» WHAT NEEDS TO BE DONE:
In the data below, work out how many lines include the string "Pfarrkirche". Only the number should be given.

[Transcription dataset entries]
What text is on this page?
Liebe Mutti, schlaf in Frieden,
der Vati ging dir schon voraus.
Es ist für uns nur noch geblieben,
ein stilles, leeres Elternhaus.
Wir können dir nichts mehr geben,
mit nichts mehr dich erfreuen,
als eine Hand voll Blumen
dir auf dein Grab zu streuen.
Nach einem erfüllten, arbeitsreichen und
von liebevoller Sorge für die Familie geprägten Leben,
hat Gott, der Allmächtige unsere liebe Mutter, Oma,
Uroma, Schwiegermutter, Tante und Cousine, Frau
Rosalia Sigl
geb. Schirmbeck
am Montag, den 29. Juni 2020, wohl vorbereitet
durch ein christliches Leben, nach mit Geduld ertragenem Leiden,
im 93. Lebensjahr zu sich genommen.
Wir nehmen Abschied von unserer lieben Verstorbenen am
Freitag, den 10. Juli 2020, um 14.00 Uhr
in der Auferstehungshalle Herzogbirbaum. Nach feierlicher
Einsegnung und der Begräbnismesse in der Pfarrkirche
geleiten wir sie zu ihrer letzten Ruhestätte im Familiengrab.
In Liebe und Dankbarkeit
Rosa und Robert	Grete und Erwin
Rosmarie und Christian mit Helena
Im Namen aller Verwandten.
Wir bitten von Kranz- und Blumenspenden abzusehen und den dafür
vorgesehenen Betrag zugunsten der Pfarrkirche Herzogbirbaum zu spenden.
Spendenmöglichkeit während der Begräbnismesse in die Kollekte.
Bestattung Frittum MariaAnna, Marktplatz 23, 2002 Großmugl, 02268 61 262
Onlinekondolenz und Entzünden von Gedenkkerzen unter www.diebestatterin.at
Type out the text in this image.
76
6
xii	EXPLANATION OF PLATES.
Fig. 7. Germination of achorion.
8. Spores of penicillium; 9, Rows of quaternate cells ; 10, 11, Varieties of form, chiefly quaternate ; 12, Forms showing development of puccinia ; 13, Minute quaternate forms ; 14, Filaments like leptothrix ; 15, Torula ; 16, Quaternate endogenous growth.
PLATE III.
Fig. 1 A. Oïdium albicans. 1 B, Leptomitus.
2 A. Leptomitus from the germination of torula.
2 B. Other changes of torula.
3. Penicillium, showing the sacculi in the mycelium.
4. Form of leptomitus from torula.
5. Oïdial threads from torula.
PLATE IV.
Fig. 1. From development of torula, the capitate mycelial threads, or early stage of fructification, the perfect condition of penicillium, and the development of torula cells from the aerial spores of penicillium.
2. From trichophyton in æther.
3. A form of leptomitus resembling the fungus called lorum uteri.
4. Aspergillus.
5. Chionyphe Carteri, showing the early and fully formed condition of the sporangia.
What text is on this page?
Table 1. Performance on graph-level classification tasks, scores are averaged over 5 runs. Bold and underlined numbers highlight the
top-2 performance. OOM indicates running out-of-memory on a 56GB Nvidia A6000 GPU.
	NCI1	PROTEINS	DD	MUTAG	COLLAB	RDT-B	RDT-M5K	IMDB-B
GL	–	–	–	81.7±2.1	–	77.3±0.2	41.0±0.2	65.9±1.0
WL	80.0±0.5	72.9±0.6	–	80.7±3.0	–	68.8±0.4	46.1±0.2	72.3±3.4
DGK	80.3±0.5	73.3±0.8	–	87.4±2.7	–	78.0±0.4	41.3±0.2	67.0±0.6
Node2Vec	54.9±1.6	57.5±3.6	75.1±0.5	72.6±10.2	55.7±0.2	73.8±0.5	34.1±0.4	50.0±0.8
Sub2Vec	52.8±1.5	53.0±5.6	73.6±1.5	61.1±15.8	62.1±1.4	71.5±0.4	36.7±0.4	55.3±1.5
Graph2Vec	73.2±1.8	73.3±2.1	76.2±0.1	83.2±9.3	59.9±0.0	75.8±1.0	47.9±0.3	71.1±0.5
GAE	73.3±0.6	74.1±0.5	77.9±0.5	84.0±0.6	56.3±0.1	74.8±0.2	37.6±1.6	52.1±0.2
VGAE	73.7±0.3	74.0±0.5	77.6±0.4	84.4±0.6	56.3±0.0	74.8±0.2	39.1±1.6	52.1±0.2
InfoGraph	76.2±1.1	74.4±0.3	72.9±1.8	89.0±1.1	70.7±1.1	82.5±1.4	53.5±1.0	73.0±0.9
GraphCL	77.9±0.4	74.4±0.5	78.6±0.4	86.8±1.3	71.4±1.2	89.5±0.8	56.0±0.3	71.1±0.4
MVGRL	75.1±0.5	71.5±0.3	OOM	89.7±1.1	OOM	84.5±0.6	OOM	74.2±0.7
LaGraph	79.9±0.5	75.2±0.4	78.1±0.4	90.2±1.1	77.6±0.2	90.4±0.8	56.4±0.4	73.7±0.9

» ANSWER BELOW:
2